*Available data*
================================
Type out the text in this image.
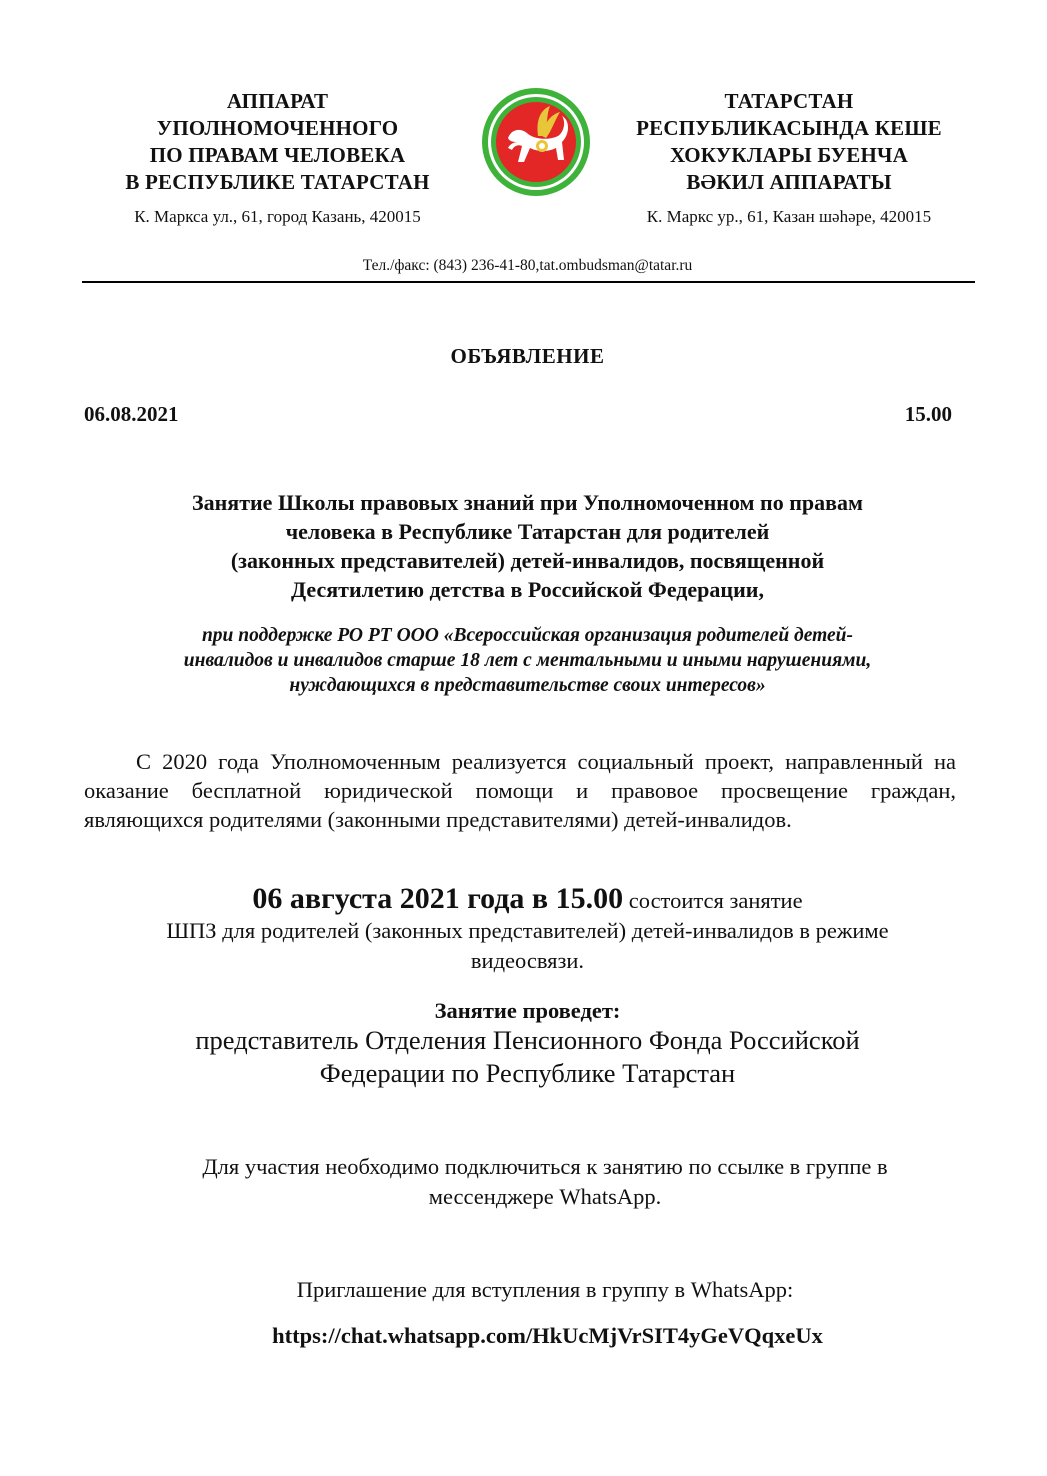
АППАРАТ
УПОЛНОМОЧЕННОГО
ПО ПРАВАМ ЧЕЛОВЕКА
В РЕСПУБЛИКЕ ТАТАРСТАН
К. Маркса ул., 61, город Казань, 420015
ТАТАРСТАН
РЕСПУБЛИКАСЫНДА КЕШЕ
ХОКУКЛАРЫ БУЕНЧА
ВӘКИЛ АППАРАТЫ
К. Маркс ур., 61, Казан шәһәре, 420015
Тел./факс: (843) 236-41-80,tat.ombudsman@tatar.ru
ОБЪЯВЛЕНИЕ
06.08.2021	15.00
Занятие Школы правовых знаний при Уполномоченном по правам
человека в Республике Татарстан для родителей
(законных представителей) детей-инвалидов, посвященной
Десятилетию детства в Российской Федерации,
при поддержке РО РТ ООО «Всероссийская организация родителей детей-
инвалидов и инвалидов старше 18 лет с ментальными и иными нарушениями,
нуждающихся в представительстве своих интересов»
С 2020 года Уполномоченным реализуется социальный проект, направленный на оказание бесплатной юридической помощи и правовое просвещение граждан, являющихся родителями (законными представителями) детей-инвалидов.
06 августа 2021 года в 15.00 состоится занятие
ШПЗ для родителей (законных представителей) детей-инвалидов в режиме
видеосвязи.
Занятие проведет:
представитель Отделения Пенсионного Фонда Российской
Федерации по Республике Татарстан
Для участия необходимо подключиться к занятию по ссылке в группе в
мессенджере WhatsApp.
Приглашение для вступления в группу в WhatsApp:
https://chat.whatsapp.com/HkUcMjVrSIT4yGeVQqxeUx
================================
*Written exercise*
Count how many lines hold the string "представителей" and give that number alone.

*Worked answer*
2